* [WORKING DATA]
========================
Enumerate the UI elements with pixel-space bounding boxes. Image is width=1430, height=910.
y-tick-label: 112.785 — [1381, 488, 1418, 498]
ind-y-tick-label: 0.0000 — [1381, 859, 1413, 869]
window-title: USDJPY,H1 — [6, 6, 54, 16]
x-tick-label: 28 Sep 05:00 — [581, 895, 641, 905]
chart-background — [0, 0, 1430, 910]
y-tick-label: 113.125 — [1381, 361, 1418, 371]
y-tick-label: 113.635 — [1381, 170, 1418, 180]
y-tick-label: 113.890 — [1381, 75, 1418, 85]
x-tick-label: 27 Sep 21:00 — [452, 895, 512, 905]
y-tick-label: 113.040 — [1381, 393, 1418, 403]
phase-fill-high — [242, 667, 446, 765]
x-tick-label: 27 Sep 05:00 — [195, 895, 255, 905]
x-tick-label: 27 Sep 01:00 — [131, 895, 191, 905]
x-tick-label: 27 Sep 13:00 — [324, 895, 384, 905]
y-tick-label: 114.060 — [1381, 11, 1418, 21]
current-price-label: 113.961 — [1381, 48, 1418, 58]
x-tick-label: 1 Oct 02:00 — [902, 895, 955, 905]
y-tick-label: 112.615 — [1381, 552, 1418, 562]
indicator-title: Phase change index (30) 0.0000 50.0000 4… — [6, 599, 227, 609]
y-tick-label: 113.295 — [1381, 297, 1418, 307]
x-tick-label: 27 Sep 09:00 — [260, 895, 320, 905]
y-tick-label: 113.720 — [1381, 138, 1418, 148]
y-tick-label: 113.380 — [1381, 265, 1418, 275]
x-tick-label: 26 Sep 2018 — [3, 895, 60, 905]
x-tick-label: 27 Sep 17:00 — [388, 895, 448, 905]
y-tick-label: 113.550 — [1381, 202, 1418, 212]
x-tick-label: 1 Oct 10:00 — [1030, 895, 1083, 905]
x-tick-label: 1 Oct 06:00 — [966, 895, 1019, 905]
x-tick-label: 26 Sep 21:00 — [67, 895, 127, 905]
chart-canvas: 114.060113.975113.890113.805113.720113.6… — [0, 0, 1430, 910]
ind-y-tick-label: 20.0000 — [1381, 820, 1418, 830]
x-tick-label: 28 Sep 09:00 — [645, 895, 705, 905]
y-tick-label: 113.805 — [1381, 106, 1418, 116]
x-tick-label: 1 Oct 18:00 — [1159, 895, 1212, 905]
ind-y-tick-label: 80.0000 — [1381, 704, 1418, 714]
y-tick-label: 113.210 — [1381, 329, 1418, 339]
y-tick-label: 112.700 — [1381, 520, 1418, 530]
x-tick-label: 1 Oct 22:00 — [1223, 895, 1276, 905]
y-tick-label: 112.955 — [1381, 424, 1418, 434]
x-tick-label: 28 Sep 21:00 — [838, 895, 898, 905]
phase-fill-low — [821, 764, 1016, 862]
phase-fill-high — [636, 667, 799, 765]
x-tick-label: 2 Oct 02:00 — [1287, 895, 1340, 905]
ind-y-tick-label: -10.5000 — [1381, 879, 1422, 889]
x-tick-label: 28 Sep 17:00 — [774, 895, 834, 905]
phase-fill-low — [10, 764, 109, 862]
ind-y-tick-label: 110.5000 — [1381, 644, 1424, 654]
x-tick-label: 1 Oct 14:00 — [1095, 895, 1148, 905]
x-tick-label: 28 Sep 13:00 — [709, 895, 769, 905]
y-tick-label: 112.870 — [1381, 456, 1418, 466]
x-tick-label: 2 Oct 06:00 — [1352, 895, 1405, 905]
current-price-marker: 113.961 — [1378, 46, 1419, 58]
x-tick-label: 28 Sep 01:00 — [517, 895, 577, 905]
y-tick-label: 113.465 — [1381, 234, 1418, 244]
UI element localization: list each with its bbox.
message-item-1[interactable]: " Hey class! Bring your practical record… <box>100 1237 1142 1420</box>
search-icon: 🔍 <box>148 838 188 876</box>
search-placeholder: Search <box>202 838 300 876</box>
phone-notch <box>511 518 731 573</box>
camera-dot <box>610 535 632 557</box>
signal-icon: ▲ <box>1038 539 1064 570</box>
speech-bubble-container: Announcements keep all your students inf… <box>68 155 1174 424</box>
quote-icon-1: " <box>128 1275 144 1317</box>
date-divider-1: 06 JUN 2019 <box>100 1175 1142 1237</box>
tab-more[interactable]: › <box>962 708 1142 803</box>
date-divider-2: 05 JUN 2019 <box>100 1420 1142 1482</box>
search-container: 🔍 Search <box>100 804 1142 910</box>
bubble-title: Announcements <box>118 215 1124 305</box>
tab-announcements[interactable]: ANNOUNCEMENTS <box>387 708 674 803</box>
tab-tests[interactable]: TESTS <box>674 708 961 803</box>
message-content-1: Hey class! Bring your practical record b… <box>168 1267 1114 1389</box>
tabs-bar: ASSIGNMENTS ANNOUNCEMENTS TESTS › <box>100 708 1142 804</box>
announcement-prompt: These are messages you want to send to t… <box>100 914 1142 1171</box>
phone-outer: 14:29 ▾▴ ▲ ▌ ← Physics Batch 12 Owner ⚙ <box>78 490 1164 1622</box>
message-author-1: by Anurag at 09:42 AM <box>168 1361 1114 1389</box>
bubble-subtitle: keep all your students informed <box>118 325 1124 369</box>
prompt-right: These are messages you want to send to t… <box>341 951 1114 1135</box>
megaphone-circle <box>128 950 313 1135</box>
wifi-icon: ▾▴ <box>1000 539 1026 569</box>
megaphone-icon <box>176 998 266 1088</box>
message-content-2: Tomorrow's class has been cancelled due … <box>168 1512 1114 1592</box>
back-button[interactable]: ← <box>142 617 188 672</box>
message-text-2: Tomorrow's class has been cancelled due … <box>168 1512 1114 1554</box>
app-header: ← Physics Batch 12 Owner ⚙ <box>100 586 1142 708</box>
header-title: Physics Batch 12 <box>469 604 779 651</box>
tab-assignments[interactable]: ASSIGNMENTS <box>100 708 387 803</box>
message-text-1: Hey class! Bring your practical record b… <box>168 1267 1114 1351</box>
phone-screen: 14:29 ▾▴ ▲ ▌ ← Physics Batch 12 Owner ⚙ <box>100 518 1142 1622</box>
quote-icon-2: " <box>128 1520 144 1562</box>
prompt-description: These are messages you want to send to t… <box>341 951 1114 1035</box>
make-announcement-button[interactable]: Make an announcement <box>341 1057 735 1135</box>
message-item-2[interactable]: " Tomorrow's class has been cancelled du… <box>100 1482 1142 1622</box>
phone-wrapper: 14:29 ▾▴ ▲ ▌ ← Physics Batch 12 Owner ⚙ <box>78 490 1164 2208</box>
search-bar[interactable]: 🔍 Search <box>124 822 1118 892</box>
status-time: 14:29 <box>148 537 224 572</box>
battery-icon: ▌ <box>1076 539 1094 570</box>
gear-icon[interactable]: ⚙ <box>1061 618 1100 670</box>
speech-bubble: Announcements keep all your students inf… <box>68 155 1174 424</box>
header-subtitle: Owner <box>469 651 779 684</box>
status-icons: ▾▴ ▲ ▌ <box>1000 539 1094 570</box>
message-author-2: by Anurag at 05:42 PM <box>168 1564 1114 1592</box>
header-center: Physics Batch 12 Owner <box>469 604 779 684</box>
========================
* [AIM OF THE EXERCISE]
Reproduce every line of the material above without any changes.

* [COMPLETED EXERCISE]
Enumerate the UI elements with pixel-space bounding boxes. Image is width=1430, height=910.
y-tick-label: 112.785 — [1381, 488, 1418, 498]
ind-y-tick-label: 0.0000 — [1381, 859, 1413, 869]
window-title: USDJPY,H1 — [6, 6, 54, 16]
x-tick-label: 28 Sep 05:00 — [581, 895, 641, 905]
chart-background — [0, 0, 1430, 910]
y-tick-label: 113.125 — [1381, 361, 1418, 371]
y-tick-label: 113.635 — [1381, 170, 1418, 180]
y-tick-label: 113.890 — [1381, 75, 1418, 85]
x-tick-label: 27 Sep 21:00 — [452, 895, 512, 905]
y-tick-label: 113.040 — [1381, 393, 1418, 403]
phase-fill-high — [242, 667, 446, 765]
x-tick-label: 27 Sep 05:00 — [195, 895, 255, 905]
x-tick-label: 27 Sep 01:00 — [131, 895, 191, 905]
x-tick-label: 27 Sep 13:00 — [324, 895, 384, 905]
y-tick-label: 114.060 — [1381, 11, 1418, 21]
current-price-label: 113.961 — [1381, 48, 1418, 58]
x-tick-label: 1 Oct 02:00 — [902, 895, 955, 905]
y-tick-label: 112.615 — [1381, 552, 1418, 562]
indicator-title: Phase change index (30) 0.0000 50.0000 4… — [6, 599, 227, 609]
y-tick-label: 113.295 — [1381, 297, 1418, 307]
x-tick-label: 27 Sep 09:00 — [260, 895, 320, 905]
y-tick-label: 113.720 — [1381, 138, 1418, 148]
y-tick-label: 113.380 — [1381, 265, 1418, 275]
x-tick-label: 26 Sep 2018 — [3, 895, 60, 905]
x-tick-label: 27 Sep 17:00 — [388, 895, 448, 905]
y-tick-label: 113.550 — [1381, 202, 1418, 212]
x-tick-label: 1 Oct 10:00 — [1030, 895, 1083, 905]
x-tick-label: 1 Oct 06:00 — [966, 895, 1019, 905]
x-tick-label: 26 Sep 21:00 — [67, 895, 127, 905]
chart-canvas: 114.060113.975113.890113.805113.720113.6… — [0, 0, 1430, 910]
ind-y-tick-label: 20.0000 — [1381, 820, 1418, 830]
x-tick-label: 28 Sep 09:00 — [645, 895, 705, 905]
y-tick-label: 113.805 — [1381, 106, 1418, 116]
x-tick-label: 1 Oct 18:00 — [1159, 895, 1212, 905]
ind-y-tick-label: 80.0000 — [1381, 704, 1418, 714]
y-tick-label: 113.210 — [1381, 329, 1418, 339]
y-tick-label: 112.700 — [1381, 520, 1418, 530]
x-tick-label: 1 Oct 22:00 — [1223, 895, 1276, 905]
y-tick-label: 112.955 — [1381, 424, 1418, 434]
x-tick-label: 28 Sep 21:00 — [838, 895, 898, 905]
phase-fill-low — [821, 764, 1016, 862]
phase-fill-high — [636, 667, 799, 765]
x-tick-label: 2 Oct 02:00 — [1287, 895, 1340, 905]
ind-y-tick-label: -10.5000 — [1381, 879, 1422, 889]
x-tick-label: 28 Sep 17:00 — [774, 895, 834, 905]
phase-fill-low — [10, 764, 109, 862]
ind-y-tick-label: 110.5000 — [1381, 644, 1424, 654]
x-tick-label: 1 Oct 14:00 — [1095, 895, 1148, 905]
x-tick-label: 28 Sep 13:00 — [709, 895, 769, 905]
y-tick-label: 112.870 — [1381, 456, 1418, 466]
x-tick-label: 2 Oct 06:00 — [1352, 895, 1405, 905]
current-price-marker: 113.961 — [1378, 46, 1419, 58]
x-tick-label: 28 Sep 01:00 — [517, 895, 577, 905]
y-tick-label: 113.465 — [1381, 234, 1418, 244]
UI element localization: list each with its bbox.
message-item-1[interactable]: " Hey class! Bring your practical record… <box>100 1237 1142 1420</box>
search-icon: 🔍 <box>148 838 188 876</box>
search-placeholder: Search <box>202 838 300 876</box>
phone-notch <box>511 518 731 573</box>
camera-dot <box>610 535 632 557</box>
signal-icon: ▲ <box>1038 539 1064 570</box>
speech-bubble-container: Announcements keep all your students inf… <box>68 155 1174 424</box>
quote-icon-1: " <box>128 1275 144 1317</box>
date-divider-1: 06 JUN 2019 <box>100 1175 1142 1237</box>
tab-more[interactable]: › <box>962 708 1142 803</box>
date-divider-2: 05 JUN 2019 <box>100 1420 1142 1482</box>
search-container: 🔍 Search <box>100 804 1142 910</box>
bubble-title: Announcements <box>118 215 1124 305</box>
tab-announcements[interactable]: ANNOUNCEMENTS <box>387 708 674 803</box>
tab-tests[interactable]: TESTS <box>674 708 961 803</box>
message-content-1: Hey class! Bring your practical record b… <box>168 1267 1114 1389</box>
tabs-bar: ASSIGNMENTS ANNOUNCEMENTS TESTS › <box>100 708 1142 804</box>
announcement-prompt: These are messages you want to send to t… <box>100 914 1142 1171</box>
phone-outer: 14:29 ▾▴ ▲ ▌ ← Physics Batch 12 Owner ⚙ <box>78 490 1164 1622</box>
message-author-1: by Anurag at 09:42 AM <box>168 1361 1114 1389</box>
bubble-subtitle: keep all your students informed <box>118 325 1124 369</box>
prompt-right: These are messages you want to send to t… <box>341 951 1114 1135</box>
megaphone-circle <box>128 950 313 1135</box>
wifi-icon: ▾▴ <box>1000 539 1026 569</box>
megaphone-icon <box>176 998 266 1088</box>
message-content-2: Tomorrow's class has been cancelled due … <box>168 1512 1114 1592</box>
back-button[interactable]: ← <box>142 617 188 672</box>
message-text-2: Tomorrow's class has been cancelled due … <box>168 1512 1114 1554</box>
app-header: ← Physics Batch 12 Owner ⚙ <box>100 586 1142 708</box>
header-title: Physics Batch 12 <box>469 604 779 651</box>
tab-assignments[interactable]: ASSIGNMENTS <box>100 708 387 803</box>
message-text-1: Hey class! Bring your practical record b… <box>168 1267 1114 1351</box>
phone-screen: 14:29 ▾▴ ▲ ▌ ← Physics Batch 12 Owner ⚙ <box>100 518 1142 1622</box>
quote-icon-2: " <box>128 1520 144 1562</box>
prompt-description: These are messages you want to send to t… <box>341 951 1114 1035</box>
make-announcement-button[interactable]: Make an announcement <box>341 1057 735 1135</box>
message-item-2[interactable]: " Tomorrow's class has been cancelled du… <box>100 1482 1142 1622</box>
phone-wrapper: 14:29 ▾▴ ▲ ▌ ← Physics Batch 12 Owner ⚙ <box>78 490 1164 2208</box>
search-bar[interactable]: 🔍 Search <box>124 822 1118 892</box>
status-time: 14:29 <box>148 537 224 572</box>
battery-icon: ▌ <box>1076 539 1094 570</box>
gear-icon[interactable]: ⚙ <box>1061 618 1100 670</box>
speech-bubble: Announcements keep all your students inf… <box>68 155 1174 424</box>
header-subtitle: Owner <box>469 651 779 684</box>
status-icons: ▾▴ ▲ ▌ <box>1000 539 1094 570</box>
message-author-2: by Anurag at 05:42 PM <box>168 1564 1114 1592</box>
header-center: Physics Batch 12 Owner <box>469 604 779 684</box>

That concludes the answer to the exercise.